> [What is being asked] Give every line of the material again, exactly as written.

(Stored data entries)
==========
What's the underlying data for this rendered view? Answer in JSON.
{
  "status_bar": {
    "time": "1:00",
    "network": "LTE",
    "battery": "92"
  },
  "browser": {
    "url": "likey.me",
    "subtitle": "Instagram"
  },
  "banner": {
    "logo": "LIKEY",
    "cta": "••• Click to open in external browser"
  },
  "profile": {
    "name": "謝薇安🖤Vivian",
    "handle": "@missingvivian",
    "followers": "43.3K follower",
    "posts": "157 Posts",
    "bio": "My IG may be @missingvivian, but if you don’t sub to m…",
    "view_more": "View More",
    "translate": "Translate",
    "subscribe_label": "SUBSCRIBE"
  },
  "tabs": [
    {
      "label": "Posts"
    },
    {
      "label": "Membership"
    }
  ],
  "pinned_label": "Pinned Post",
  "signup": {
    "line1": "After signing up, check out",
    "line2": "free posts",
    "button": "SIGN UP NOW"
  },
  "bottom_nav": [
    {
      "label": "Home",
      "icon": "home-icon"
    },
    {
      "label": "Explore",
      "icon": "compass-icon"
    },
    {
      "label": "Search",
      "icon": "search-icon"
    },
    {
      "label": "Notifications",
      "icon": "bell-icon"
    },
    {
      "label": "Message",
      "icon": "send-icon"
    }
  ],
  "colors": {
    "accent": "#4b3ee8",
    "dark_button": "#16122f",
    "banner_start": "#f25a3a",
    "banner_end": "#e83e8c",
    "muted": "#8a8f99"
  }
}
==========
> [The response]
What's the underlying data for this rendered view? Answer in JSON.
{
  "status_bar": {
    "time": "1:00",
    "network": "LTE",
    "battery": "92"
  },
  "browser": {
    "url": "likey.me",
    "subtitle": "Instagram"
  },
  "banner": {
    "logo": "LIKEY",
    "cta": "••• Click to open in external browser"
  },
  "profile": {
    "name": "謝薇安🖤Vivian",
    "handle": "@missingvivian",
    "followers": "43.3K follower",
    "posts": "157 Posts",
    "bio": "My IG may be @missingvivian, but if you don’t sub to m…",
    "view_more": "View More",
    "translate": "Translate",
    "subscribe_label": "SUBSCRIBE"
  },
  "tabs": [
    {
      "label": "Posts"
    },
    {
      "label": "Membership"
    }
  ],
  "pinned_label": "Pinned Post",
  "signup": {
    "line1": "After signing up, check out",
    "line2": "free posts",
    "button": "SIGN UP NOW"
  },
  "bottom_nav": [
    {
      "label": "Home",
      "icon": "home-icon"
    },
    {
      "label": "Explore",
      "icon": "compass-icon"
    },
    {
      "label": "Search",
      "icon": "search-icon"
    },
    {
      "label": "Notifications",
      "icon": "bell-icon"
    },
    {
      "label": "Message",
      "icon": "send-icon"
    }
  ],
  "colors": {
    "accent": "#4b3ee8",
    "dark_button": "#16122f",
    "banner_start": "#f25a3a",
    "banner_end": "#e83e8c",
    "muted": "#8a8f99"
  }
}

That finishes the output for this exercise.